Dataset excerpt:
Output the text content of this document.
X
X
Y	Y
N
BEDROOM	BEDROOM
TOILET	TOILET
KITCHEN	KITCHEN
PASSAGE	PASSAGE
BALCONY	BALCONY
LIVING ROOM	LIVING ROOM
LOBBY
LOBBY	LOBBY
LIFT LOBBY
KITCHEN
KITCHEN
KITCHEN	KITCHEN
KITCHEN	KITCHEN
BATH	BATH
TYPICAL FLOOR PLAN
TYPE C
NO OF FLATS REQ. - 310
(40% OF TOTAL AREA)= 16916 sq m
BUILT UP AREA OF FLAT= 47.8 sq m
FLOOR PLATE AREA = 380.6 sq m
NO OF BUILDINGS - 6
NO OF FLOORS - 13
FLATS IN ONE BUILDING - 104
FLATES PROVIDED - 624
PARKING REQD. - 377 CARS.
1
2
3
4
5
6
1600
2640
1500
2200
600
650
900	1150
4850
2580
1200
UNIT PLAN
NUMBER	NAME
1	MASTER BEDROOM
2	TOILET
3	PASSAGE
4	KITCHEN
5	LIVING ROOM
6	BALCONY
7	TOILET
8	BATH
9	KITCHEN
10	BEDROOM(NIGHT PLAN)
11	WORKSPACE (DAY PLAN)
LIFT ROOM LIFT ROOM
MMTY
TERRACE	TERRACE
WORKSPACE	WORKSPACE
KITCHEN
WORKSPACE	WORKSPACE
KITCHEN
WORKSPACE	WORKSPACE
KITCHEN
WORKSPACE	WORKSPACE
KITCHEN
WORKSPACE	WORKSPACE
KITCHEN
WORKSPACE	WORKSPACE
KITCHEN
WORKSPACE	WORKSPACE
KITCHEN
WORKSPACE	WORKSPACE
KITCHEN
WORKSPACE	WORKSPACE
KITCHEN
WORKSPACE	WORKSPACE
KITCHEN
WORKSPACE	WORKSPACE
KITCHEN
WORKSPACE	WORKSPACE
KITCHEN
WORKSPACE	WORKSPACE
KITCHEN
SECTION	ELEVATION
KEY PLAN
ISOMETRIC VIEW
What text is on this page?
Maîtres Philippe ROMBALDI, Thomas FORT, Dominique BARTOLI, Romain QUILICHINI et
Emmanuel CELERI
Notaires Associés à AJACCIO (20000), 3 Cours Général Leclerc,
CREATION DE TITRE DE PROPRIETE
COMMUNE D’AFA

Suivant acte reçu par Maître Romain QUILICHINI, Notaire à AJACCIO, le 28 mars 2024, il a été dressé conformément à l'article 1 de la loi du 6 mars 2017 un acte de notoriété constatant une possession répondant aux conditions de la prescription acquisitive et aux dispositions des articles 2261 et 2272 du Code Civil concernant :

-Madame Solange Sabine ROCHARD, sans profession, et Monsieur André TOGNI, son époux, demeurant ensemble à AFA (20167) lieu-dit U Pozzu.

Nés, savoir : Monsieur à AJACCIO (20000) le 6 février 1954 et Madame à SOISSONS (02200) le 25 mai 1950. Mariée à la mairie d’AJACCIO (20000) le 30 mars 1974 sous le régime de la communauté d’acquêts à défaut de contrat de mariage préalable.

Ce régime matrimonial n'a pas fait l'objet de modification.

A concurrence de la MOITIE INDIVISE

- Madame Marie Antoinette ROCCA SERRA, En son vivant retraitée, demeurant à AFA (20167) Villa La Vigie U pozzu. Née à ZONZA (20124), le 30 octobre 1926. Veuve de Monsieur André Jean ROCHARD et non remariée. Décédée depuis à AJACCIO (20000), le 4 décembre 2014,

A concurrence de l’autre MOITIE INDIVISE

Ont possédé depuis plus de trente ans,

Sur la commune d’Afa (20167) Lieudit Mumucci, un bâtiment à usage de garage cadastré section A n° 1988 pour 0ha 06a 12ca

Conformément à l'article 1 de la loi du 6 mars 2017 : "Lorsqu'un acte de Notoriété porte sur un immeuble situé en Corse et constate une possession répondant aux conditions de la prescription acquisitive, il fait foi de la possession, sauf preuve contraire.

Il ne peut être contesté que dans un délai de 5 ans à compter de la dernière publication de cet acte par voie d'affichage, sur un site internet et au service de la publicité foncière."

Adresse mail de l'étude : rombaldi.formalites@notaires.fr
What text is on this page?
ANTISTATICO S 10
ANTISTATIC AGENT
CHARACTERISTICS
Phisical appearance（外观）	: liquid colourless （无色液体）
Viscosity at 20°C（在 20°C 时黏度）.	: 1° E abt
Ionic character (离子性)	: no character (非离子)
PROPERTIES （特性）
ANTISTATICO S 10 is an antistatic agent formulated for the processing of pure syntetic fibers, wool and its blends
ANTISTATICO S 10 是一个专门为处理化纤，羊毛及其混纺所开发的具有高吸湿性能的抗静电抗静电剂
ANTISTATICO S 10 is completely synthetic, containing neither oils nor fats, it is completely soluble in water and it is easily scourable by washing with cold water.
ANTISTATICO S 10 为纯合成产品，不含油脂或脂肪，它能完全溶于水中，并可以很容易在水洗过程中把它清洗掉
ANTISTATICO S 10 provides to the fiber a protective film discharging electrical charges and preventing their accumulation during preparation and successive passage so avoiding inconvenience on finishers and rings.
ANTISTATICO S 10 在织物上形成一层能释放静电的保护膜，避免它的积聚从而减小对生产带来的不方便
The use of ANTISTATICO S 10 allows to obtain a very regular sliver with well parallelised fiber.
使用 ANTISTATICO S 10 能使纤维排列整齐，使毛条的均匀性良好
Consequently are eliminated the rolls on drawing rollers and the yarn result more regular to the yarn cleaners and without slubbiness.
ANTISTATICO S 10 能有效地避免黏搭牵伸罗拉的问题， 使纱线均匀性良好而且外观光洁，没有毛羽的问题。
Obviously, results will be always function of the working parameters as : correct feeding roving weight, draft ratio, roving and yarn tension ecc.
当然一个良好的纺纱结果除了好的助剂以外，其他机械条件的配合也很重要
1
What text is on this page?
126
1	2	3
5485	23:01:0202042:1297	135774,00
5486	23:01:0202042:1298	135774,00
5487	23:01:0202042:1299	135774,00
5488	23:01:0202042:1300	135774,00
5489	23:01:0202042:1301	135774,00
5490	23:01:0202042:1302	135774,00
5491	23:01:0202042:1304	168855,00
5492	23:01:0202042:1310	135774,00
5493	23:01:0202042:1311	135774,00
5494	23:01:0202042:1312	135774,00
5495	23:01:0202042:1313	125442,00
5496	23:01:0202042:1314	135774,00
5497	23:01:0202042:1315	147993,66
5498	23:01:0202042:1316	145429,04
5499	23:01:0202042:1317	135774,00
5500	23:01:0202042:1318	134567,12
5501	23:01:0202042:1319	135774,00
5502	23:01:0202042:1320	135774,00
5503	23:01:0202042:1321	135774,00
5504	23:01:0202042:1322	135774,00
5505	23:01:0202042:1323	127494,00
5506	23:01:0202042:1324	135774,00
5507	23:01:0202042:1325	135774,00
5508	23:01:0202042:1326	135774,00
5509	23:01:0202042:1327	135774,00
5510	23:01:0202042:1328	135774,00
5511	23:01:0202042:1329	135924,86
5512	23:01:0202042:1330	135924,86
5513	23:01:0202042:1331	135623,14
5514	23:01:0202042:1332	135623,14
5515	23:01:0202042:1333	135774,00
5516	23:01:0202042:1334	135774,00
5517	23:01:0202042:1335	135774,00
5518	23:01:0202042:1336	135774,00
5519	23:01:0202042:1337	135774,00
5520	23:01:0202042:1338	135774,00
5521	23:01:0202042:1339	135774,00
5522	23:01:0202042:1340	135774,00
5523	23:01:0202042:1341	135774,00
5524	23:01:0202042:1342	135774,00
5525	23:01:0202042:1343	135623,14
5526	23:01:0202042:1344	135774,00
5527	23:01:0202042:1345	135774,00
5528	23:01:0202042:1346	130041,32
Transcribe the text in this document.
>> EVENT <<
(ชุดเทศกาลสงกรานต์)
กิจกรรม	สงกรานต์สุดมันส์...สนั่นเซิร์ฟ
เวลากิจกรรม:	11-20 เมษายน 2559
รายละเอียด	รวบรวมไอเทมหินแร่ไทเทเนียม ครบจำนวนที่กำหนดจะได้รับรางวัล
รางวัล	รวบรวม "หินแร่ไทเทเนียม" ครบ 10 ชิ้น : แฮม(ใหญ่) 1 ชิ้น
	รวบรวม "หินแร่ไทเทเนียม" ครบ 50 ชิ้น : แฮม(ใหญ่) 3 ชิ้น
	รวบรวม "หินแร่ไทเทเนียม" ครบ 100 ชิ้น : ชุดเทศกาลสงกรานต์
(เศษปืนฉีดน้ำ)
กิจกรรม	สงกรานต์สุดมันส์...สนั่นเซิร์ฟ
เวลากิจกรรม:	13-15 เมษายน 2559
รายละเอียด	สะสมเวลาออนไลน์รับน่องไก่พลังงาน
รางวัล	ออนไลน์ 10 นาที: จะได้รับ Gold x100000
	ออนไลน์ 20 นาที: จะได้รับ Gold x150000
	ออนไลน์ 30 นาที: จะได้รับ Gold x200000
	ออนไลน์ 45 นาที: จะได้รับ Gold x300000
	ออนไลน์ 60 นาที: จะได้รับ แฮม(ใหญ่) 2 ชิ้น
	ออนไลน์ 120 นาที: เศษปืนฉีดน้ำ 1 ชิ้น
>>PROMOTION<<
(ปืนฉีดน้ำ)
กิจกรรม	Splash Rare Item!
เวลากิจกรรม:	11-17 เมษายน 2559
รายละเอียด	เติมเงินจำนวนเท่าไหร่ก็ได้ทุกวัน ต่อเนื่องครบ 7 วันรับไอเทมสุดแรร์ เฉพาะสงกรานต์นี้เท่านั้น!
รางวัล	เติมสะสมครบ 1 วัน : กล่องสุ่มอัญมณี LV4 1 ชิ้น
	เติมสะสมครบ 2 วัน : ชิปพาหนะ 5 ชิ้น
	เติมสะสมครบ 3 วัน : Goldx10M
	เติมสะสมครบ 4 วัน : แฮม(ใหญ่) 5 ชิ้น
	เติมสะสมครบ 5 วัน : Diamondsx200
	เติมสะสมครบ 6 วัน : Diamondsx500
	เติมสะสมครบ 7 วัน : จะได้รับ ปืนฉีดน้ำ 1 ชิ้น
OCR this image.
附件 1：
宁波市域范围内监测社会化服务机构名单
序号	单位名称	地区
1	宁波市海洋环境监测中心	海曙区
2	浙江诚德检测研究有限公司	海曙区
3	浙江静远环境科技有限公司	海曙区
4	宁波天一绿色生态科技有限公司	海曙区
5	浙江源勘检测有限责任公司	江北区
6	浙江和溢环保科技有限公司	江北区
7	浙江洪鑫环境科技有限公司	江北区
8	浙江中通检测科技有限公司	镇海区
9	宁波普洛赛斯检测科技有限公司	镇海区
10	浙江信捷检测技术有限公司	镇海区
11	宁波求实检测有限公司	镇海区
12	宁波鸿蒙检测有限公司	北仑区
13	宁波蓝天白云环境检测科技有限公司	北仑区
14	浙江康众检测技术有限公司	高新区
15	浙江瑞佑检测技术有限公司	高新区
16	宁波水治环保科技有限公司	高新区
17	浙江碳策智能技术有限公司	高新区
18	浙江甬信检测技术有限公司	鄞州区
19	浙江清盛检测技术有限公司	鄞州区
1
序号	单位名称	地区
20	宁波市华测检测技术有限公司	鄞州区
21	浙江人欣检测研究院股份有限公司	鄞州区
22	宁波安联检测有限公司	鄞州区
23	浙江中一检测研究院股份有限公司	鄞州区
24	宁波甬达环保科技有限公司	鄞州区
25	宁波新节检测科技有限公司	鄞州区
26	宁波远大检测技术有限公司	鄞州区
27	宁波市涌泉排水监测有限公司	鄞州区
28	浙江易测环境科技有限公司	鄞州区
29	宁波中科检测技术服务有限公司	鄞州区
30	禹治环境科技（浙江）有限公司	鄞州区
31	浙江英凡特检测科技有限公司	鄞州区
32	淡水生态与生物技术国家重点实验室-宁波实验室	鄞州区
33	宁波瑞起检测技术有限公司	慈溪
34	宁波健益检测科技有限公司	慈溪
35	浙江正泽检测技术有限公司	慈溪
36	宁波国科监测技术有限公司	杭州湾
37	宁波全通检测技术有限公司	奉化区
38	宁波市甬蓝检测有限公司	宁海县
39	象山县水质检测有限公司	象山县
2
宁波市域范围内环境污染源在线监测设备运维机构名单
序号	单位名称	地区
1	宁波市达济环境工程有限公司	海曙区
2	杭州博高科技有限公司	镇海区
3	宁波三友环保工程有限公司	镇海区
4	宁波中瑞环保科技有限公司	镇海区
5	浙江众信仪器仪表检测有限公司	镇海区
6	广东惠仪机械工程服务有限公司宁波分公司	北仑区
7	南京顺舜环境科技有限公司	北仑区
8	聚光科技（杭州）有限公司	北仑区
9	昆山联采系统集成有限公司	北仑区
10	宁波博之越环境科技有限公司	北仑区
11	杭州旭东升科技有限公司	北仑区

** WORK TO BE COMPLETED **
Copy out every line of the data that includes "André".

** RESPONSE TO THIS EXERCISE **
-Madame Solange Sabine ROCHARD, sans profession, et Monsieur André TOGNI, son époux, demeurant ensemble à AFA (20167) lieu-dit U Pozzu.
- Madame Marie Antoinette ROCCA SERRA, En son vivant retraitée, demeurant à AFA (20167) Villa La Vigie U pozzu. Née à ZONZA (20124), le 30 octobre 1926. Veuve de Monsieur André Jean ROCHARD et non remariée. Décédée depuis à AJACCIO (20000), le 4 décembre 2014,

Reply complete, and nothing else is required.